▶ What the task asks
Report how many lines hold the word "name"; give nothing but the number.

▶ Information shown
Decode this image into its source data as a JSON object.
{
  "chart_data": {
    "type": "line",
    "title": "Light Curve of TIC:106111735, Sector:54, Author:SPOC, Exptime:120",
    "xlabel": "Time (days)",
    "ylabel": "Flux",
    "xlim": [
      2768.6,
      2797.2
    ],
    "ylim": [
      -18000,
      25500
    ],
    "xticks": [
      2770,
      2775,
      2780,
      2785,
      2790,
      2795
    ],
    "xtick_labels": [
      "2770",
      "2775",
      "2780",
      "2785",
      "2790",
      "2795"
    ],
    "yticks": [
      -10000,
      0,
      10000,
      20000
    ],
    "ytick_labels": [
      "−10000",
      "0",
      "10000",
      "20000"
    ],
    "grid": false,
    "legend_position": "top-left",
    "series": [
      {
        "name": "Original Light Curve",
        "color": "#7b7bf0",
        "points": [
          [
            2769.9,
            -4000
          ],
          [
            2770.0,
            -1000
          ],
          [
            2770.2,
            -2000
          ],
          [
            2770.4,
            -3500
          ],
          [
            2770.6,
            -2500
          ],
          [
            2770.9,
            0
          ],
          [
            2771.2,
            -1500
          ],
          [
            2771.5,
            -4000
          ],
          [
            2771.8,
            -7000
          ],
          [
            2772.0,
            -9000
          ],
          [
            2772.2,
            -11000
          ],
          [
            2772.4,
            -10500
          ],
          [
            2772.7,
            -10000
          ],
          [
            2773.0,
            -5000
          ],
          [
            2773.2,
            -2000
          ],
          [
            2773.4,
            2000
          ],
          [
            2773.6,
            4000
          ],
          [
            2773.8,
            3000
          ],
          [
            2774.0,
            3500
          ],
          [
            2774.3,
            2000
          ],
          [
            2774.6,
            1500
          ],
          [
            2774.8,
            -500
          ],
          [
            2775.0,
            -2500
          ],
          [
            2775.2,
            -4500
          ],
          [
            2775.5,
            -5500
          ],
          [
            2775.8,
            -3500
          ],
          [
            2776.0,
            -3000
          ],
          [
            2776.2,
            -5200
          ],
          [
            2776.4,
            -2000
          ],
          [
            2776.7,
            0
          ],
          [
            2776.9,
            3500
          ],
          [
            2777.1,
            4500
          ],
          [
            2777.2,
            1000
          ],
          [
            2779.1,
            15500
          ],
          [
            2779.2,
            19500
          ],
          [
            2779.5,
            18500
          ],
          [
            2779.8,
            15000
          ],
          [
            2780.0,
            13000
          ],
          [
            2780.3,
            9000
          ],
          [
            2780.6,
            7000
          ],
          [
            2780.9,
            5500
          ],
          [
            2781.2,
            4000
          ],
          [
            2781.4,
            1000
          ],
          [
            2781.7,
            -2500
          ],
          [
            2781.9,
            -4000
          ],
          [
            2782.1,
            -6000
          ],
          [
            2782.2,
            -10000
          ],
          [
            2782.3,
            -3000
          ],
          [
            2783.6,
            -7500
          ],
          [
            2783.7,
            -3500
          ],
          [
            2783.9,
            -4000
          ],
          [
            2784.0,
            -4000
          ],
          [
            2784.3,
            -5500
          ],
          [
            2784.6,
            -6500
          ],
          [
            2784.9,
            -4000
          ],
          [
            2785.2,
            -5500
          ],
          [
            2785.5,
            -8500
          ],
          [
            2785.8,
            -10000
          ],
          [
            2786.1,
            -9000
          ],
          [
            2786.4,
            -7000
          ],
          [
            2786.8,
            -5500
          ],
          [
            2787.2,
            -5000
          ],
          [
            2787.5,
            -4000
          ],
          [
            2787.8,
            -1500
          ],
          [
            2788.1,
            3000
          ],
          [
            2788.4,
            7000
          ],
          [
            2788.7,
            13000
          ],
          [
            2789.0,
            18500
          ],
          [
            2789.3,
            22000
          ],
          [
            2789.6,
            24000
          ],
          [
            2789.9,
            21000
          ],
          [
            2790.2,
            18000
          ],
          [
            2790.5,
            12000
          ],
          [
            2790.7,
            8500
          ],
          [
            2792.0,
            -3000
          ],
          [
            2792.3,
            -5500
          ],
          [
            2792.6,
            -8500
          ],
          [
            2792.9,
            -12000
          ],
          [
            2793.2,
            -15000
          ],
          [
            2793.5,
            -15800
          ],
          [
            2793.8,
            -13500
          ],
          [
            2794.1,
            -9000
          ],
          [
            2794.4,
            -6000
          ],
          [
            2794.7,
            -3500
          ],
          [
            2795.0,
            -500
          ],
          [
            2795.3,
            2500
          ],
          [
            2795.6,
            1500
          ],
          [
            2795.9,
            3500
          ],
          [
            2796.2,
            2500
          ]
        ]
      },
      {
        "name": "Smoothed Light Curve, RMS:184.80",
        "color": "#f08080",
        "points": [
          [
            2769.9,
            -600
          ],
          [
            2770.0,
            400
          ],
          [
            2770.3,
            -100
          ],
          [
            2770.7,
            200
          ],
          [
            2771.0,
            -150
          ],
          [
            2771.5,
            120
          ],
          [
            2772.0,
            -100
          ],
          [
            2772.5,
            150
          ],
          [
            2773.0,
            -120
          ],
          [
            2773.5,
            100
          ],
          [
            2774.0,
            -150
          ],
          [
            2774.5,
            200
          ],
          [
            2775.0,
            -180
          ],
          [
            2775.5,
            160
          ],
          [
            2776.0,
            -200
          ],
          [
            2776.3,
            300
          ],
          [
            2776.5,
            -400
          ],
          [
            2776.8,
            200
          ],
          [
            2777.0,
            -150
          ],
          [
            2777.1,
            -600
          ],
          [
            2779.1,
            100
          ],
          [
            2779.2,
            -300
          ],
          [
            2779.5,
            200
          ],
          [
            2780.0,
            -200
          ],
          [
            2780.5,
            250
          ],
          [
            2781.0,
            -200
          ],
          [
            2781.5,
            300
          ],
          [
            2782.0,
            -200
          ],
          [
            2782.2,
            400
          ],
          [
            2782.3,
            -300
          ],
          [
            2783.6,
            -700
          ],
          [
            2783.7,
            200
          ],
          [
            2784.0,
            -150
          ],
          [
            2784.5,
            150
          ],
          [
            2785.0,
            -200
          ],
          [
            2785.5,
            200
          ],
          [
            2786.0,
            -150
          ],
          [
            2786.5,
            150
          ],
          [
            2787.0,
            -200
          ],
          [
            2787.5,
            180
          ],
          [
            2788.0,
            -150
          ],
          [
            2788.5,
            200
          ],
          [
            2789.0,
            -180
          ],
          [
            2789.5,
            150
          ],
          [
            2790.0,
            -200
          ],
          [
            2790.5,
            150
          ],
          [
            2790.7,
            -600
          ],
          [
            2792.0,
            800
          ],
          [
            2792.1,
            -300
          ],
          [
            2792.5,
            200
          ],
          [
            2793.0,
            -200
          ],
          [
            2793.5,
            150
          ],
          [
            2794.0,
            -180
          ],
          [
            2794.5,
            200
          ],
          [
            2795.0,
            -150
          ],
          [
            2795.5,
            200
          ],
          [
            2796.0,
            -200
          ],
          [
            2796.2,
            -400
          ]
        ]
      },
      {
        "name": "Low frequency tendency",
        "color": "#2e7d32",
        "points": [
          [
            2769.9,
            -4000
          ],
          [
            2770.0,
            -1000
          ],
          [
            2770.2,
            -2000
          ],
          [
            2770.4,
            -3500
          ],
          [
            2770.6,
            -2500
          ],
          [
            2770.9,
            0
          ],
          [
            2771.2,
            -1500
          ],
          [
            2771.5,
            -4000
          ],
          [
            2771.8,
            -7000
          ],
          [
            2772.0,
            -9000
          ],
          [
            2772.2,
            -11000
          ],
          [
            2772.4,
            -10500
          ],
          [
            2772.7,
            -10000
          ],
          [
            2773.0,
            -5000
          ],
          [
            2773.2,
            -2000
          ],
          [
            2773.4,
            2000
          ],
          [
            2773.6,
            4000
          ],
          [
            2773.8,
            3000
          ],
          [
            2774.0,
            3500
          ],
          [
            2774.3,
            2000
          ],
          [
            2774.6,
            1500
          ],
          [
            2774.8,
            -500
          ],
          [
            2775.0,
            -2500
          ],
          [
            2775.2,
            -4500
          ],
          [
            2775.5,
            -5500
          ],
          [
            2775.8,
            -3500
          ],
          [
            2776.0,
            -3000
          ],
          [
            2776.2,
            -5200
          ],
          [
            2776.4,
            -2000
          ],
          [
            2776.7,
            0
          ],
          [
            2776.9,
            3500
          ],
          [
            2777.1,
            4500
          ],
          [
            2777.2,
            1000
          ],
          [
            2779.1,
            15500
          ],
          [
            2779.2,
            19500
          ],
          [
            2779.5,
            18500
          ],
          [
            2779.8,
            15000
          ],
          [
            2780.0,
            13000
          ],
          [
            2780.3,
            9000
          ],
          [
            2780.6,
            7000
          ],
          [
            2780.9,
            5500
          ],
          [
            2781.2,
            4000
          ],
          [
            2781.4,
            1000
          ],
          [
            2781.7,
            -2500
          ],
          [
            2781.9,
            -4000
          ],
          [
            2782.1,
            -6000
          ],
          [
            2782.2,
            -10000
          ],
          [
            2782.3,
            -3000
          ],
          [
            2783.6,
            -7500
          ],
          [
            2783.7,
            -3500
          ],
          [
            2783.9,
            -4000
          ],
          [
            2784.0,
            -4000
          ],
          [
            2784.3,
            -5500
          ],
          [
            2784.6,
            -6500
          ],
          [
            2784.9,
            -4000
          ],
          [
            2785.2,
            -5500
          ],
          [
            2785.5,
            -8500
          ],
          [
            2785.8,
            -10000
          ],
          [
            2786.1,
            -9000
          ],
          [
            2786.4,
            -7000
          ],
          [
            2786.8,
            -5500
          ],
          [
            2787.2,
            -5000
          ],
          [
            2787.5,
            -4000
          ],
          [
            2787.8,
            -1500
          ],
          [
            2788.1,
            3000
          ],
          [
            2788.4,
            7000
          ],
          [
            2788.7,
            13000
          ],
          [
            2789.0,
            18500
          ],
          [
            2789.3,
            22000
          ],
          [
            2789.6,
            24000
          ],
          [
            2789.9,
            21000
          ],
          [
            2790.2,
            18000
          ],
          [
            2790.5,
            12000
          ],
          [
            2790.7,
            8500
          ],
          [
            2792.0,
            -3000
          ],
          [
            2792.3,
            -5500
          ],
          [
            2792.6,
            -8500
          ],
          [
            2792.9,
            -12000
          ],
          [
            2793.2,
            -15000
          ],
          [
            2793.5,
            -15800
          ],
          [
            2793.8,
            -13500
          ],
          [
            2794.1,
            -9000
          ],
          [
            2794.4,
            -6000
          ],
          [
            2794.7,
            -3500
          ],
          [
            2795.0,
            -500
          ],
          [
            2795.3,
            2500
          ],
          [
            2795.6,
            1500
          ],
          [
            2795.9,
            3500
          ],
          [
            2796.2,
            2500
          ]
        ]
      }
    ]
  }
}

▶ The answer
3